===== Provided text =====

After the three weeks I had to return home to California. I bid her goodbye and told her I would see her as soon as I could. It was hard to leave, but there was nothing I could do for her at that time. She stayed in neuro ICU for the next 5 weeks and then was transferred to a rehab center. Unfortunately, after only 1 week the doctors at rehab decided that she was not ready for the intense rehabilitation that they offered. She was put into a hellhole of a hospital. She started to learn to eat again, though she was very confused most of the time. I went to visit her for a week in the middle of April and she looked terrible. I found her strapped to her wheelchair, alone in the hallway when I arrived. (I won't go into many details about this hospital, but I will mention that they dropped her twice and one of those times was in the shower where she hit her head so hard she still has discoloration!)
After 6 weeks she was released again to the Rehabilitation Institute of Chicago. She was there for 5 weeks when they felt that there was nothing more that they could do for her. It was at that time I went home again for the first week that she was released from the hospital.

=====

### Exercise goal
Continue the account of her hospital stays and rehabilitation from where it stops.

===== Material provided =====

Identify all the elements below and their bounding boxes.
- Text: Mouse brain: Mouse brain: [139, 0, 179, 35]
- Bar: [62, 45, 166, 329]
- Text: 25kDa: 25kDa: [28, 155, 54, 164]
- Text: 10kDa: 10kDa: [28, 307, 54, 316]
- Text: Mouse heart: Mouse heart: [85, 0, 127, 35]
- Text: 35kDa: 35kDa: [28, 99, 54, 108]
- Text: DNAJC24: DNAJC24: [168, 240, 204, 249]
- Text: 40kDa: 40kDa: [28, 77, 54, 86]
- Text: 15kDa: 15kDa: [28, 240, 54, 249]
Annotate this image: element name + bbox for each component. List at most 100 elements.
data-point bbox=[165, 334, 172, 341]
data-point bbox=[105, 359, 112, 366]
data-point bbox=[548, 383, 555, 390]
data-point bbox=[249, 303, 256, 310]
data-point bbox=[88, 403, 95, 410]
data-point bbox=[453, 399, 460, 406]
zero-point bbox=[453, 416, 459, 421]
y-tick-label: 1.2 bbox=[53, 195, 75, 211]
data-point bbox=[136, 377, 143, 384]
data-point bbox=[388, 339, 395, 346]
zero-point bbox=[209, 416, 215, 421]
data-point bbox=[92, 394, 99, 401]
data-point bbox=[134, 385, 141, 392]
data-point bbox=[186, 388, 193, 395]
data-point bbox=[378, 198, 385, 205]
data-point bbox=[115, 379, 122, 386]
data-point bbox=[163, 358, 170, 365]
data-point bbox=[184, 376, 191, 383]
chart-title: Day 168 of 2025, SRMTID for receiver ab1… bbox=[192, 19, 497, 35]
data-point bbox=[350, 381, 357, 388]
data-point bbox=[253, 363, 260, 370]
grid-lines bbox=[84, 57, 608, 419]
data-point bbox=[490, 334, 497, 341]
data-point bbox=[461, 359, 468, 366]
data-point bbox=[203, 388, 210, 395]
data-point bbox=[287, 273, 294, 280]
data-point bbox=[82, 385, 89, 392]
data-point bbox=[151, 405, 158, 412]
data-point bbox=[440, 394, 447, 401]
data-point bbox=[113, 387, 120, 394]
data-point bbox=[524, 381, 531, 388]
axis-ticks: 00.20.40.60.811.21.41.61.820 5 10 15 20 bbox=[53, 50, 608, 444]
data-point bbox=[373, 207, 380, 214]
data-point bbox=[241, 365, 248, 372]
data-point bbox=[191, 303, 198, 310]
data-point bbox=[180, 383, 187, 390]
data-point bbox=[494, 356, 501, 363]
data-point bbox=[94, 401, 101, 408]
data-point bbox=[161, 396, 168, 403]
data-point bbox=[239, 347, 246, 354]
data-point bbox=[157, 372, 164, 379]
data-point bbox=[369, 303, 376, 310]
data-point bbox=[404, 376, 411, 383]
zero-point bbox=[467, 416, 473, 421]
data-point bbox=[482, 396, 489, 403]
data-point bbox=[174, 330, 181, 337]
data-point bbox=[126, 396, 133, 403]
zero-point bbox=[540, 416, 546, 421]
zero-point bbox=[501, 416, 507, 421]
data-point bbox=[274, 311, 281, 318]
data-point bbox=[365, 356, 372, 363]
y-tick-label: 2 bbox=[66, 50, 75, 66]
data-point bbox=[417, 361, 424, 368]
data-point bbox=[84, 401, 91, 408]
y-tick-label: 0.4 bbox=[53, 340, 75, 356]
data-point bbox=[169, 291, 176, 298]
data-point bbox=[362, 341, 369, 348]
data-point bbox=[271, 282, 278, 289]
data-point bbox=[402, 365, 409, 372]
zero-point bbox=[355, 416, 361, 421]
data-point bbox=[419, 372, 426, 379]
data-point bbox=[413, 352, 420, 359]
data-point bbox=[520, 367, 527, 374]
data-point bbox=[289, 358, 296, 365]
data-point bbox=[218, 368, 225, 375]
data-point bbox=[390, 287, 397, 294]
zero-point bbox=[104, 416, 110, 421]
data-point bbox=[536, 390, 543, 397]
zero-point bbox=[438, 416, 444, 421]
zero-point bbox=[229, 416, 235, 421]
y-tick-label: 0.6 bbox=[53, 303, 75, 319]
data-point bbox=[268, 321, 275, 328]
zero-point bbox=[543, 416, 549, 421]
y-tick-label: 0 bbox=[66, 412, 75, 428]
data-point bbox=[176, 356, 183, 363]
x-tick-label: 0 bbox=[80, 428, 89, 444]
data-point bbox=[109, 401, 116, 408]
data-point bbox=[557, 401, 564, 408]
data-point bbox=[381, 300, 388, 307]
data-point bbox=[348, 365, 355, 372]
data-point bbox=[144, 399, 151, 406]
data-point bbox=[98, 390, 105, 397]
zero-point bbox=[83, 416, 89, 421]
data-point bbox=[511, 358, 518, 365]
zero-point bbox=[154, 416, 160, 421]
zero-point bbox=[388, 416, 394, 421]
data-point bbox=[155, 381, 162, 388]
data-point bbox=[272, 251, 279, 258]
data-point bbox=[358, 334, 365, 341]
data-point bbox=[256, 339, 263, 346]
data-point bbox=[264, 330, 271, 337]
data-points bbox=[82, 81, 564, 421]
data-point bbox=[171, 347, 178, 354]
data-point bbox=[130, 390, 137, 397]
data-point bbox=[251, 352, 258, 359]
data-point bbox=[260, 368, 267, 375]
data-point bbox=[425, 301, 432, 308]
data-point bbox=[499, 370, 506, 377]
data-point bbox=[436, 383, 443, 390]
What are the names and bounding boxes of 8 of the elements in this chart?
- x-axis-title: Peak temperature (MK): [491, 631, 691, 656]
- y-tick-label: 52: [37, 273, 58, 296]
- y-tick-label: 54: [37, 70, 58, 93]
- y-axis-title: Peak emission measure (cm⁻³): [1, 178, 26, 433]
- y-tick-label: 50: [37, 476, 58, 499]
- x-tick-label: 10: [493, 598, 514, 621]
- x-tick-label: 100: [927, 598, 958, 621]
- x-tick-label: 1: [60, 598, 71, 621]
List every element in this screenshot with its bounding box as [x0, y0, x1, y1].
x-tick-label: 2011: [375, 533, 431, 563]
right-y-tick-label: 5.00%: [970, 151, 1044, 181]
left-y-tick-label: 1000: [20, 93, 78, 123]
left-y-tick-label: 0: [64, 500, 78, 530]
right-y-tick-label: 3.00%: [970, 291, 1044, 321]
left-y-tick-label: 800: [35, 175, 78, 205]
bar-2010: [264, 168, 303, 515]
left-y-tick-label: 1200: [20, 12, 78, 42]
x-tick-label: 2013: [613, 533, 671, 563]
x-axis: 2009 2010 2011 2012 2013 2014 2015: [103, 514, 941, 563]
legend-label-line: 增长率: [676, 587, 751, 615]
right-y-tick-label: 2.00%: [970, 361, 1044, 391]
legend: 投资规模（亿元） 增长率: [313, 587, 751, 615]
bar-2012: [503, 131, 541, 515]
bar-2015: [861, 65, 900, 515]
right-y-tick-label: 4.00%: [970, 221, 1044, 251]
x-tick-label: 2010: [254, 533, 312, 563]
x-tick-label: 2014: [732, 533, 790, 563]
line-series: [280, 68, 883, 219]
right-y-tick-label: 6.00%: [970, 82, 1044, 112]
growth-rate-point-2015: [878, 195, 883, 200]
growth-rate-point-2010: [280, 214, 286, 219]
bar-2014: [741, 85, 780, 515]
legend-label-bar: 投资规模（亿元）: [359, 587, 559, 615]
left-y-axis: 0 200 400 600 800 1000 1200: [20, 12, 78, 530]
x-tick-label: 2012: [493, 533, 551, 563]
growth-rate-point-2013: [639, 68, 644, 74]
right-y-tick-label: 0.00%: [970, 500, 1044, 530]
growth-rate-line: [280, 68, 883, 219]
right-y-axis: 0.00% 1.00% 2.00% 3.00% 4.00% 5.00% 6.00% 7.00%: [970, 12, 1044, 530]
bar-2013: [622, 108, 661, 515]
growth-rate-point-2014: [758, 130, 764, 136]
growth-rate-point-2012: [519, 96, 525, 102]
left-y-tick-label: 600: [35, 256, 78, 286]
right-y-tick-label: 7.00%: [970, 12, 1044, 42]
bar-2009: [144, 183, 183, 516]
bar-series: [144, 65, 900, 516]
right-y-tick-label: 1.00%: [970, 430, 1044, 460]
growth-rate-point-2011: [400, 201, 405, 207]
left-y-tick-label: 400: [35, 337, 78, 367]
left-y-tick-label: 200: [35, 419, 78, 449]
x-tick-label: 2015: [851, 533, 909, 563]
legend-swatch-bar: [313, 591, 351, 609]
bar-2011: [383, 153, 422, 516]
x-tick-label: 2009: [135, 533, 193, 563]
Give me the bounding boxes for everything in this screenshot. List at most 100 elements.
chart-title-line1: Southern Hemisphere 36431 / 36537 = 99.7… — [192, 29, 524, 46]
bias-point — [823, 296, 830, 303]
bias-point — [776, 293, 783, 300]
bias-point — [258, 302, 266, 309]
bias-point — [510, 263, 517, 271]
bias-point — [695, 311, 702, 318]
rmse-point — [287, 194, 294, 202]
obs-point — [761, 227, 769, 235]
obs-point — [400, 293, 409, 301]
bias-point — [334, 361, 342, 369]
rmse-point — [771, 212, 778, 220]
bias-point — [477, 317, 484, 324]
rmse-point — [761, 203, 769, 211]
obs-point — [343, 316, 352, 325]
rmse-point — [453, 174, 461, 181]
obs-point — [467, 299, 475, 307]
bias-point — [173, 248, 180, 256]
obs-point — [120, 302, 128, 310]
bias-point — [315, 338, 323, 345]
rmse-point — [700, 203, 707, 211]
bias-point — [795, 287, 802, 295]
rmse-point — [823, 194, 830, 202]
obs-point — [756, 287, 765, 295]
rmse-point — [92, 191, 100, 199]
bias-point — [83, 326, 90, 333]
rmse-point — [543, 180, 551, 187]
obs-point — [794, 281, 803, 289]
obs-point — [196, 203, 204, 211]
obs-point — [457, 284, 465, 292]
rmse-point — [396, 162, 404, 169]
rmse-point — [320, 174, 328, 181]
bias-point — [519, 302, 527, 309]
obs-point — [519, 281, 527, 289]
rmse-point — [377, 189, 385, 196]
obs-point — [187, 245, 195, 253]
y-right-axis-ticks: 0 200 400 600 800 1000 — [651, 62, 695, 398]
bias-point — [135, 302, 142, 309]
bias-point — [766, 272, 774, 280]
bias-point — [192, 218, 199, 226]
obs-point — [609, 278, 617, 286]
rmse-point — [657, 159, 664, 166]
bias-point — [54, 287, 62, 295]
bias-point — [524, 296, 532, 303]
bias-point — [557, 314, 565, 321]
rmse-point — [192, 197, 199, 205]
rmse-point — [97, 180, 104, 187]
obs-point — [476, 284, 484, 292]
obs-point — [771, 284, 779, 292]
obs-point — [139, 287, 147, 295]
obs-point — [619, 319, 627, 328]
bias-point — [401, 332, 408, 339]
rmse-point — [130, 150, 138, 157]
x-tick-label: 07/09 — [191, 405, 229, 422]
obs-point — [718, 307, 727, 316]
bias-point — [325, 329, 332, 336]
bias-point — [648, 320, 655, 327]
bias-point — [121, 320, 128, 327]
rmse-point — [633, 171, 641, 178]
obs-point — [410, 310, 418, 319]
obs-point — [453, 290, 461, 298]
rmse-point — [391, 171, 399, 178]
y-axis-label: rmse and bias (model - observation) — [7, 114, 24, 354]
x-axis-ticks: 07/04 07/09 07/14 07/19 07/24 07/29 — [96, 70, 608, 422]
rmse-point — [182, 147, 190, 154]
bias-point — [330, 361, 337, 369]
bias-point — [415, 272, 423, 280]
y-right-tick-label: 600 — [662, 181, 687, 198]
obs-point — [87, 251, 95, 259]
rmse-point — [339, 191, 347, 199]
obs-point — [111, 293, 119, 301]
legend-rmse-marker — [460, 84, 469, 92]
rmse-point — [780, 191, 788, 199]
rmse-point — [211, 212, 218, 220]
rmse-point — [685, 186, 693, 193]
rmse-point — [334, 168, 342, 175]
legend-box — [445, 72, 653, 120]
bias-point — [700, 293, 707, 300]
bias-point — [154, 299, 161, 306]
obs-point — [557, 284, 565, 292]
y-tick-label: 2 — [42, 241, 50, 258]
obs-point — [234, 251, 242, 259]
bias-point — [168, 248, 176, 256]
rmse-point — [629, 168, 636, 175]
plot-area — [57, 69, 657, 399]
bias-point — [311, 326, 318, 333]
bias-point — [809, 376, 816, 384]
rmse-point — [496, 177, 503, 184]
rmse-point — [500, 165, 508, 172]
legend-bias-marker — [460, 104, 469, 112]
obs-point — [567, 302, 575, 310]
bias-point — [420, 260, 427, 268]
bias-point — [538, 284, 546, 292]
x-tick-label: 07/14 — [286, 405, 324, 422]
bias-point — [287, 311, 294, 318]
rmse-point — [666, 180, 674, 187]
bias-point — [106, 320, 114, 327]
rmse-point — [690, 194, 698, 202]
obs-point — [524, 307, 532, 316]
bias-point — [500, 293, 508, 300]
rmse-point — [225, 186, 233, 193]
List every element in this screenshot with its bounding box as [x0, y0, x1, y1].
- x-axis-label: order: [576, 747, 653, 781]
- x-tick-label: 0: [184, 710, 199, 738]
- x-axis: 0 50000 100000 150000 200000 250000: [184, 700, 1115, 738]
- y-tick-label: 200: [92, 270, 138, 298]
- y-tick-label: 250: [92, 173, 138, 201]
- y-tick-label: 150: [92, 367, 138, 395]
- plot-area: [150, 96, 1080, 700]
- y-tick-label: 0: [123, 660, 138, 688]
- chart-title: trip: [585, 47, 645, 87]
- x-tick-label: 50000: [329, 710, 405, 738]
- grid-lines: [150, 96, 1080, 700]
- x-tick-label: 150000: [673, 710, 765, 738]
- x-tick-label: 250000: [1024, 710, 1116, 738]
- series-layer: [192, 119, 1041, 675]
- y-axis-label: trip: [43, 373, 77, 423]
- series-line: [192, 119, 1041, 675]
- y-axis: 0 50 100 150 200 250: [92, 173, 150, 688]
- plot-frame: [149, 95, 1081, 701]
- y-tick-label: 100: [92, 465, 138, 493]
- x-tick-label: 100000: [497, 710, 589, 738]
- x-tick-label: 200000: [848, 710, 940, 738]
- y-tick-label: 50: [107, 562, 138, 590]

=====

### Result of the task
She has been home for 15 weeks and I was just back to see her again about two weeks ago. She was going to outpatient therapy 3 times a week, but cannot physically handle it so now it is only 2 times a week. Her short-term memory is shot. She only knows I was there to visit recently because I sent her a card telling her how wonderful it was to see her. She hallucinates people being there that are not. Everyday she goes through the pain of realizing that important people in her life are dead like her mother and her daughter. She has no use of her left arm and is just now beginning to take awkward, baby steps. She seems to have no field of left vision in either eye. She cries all the time. She can't handle loud noise or the slightest bit of stress. She cannot attend to the most basic of duties for herself like the bathroom or dressing. She hates her life and wishes she were dead. I don't know how to comfort her. I tell her that she is getting stronger each day and that with time she will continue to get better, but she cannot comprehend it.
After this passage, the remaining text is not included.